**What this task involves**
Your task is to give the data again, exactly, with every line intact.

———

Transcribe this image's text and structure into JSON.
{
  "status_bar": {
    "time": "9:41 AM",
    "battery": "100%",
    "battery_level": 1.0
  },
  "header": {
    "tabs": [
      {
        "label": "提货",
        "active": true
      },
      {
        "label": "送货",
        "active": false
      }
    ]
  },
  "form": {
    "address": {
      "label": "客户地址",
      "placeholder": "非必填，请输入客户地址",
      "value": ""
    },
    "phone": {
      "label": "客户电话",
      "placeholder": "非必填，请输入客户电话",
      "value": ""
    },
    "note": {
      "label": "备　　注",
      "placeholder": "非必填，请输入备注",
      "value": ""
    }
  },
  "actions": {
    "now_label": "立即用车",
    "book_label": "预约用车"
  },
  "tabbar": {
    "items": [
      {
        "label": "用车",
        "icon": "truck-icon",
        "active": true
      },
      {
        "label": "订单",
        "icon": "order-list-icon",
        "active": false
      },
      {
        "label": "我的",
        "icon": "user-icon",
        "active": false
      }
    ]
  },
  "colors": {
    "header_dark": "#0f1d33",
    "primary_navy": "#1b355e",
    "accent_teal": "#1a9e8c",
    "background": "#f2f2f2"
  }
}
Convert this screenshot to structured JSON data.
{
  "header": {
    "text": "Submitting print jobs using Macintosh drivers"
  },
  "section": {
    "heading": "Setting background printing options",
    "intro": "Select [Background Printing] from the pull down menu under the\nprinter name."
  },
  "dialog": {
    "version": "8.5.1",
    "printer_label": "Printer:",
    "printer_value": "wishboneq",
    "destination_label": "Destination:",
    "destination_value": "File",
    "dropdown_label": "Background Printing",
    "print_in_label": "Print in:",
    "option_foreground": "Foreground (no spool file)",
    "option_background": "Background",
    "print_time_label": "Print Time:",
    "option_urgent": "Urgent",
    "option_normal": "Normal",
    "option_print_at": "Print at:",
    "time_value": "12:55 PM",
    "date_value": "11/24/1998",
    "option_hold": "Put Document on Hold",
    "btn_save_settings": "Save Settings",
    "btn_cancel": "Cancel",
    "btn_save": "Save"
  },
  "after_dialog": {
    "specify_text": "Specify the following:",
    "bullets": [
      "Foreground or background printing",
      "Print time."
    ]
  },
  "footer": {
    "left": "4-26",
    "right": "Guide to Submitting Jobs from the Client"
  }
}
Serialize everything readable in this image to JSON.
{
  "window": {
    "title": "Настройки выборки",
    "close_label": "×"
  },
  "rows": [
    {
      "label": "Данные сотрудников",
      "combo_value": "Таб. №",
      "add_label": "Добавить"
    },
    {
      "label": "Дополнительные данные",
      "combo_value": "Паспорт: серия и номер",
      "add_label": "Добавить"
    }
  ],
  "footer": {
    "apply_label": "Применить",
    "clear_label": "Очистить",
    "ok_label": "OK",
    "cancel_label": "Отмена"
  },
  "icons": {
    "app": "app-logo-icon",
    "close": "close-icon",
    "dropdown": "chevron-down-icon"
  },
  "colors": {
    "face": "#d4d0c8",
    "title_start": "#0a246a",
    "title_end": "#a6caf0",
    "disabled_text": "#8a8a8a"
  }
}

———

**Exercise answer**
Transcribe this image's text and structure into JSON.
{
  "status_bar": {
    "time": "9:41 AM",
    "battery": "100%",
    "battery_level": 1.0
  },
  "header": {
    "tabs": [
      {
        "label": "提货",
        "active": true
      },
      {
        "label": "送货",
        "active": false
      }
    ]
  },
  "form": {
    "address": {
      "label": "客户地址",
      "placeholder": "非必填，请输入客户地址",
      "value": ""
    },
    "phone": {
      "label": "客户电话",
      "placeholder": "非必填，请输入客户电话",
      "value": ""
    },
    "note": {
      "label": "备　　注",
      "placeholder": "非必填，请输入备注",
      "value": ""
    }
  },
  "actions": {
    "now_label": "立即用车",
    "book_label": "预约用车"
  },
  "tabbar": {
    "items": [
      {
        "label": "用车",
        "icon": "truck-icon",
        "active": true
      },
      {
        "label": "订单",
        "icon": "order-list-icon",
        "active": false
      },
      {
        "label": "我的",
        "icon": "user-icon",
        "active": false
      }
    ]
  },
  "colors": {
    "header_dark": "#0f1d33",
    "primary_navy": "#1b355e",
    "accent_teal": "#1a9e8c",
    "background": "#f2f2f2"
  }
}
Convert this screenshot to structured JSON data.
{
  "header": {
    "text": "Submitting print jobs using Macintosh drivers"
  },
  "section": {
    "heading": "Setting background printing options",
    "intro": "Select [Background Printing] from the pull down menu under the\nprinter name."
  },
  "dialog": {
    "version": "8.5.1",
    "printer_label": "Printer:",
    "printer_value": "wishboneq",
    "destination_label": "Destination:",
    "destination_value": "File",
    "dropdown_label": "Background Printing",
    "print_in_label": "Print in:",
    "option_foreground": "Foreground (no spool file)",
    "option_background": "Background",
    "print_time_label": "Print Time:",
    "option_urgent": "Urgent",
    "option_normal": "Normal",
    "option_print_at": "Print at:",
    "time_value": "12:55 PM",
    "date_value": "11/24/1998",
    "option_hold": "Put Document on Hold",
    "btn_save_settings": "Save Settings",
    "btn_cancel": "Cancel",
    "btn_save": "Save"
  },
  "after_dialog": {
    "specify_text": "Specify the following:",
    "bullets": [
      "Foreground or background printing",
      "Print time."
    ]
  },
  "footer": {
    "left": "4-26",
    "right": "Guide to Submitting Jobs from the Client"
  }
}
Serialize everything readable in this image to JSON.
{
  "window": {
    "title": "Настройки выборки",
    "close_label": "×"
  },
  "rows": [
    {
      "label": "Данные сотрудников",
      "combo_value": "Таб. №",
      "add_label": "Добавить"
    },
    {
      "label": "Дополнительные данные",
      "combo_value": "Паспорт: серия и номер",
      "add_label": "Добавить"
    }
  ],
  "footer": {
    "apply_label": "Применить",
    "clear_label": "Очистить",
    "ok_label": "OK",
    "cancel_label": "Отмена"
  },
  "icons": {
    "app": "app-logo-icon",
    "close": "close-icon",
    "dropdown": "chevron-down-icon"
  },
  "colors": {
    "face": "#d4d0c8",
    "title_start": "#0a246a",
    "title_end": "#a6caf0",
    "disabled_text": "#8a8a8a"
  }
}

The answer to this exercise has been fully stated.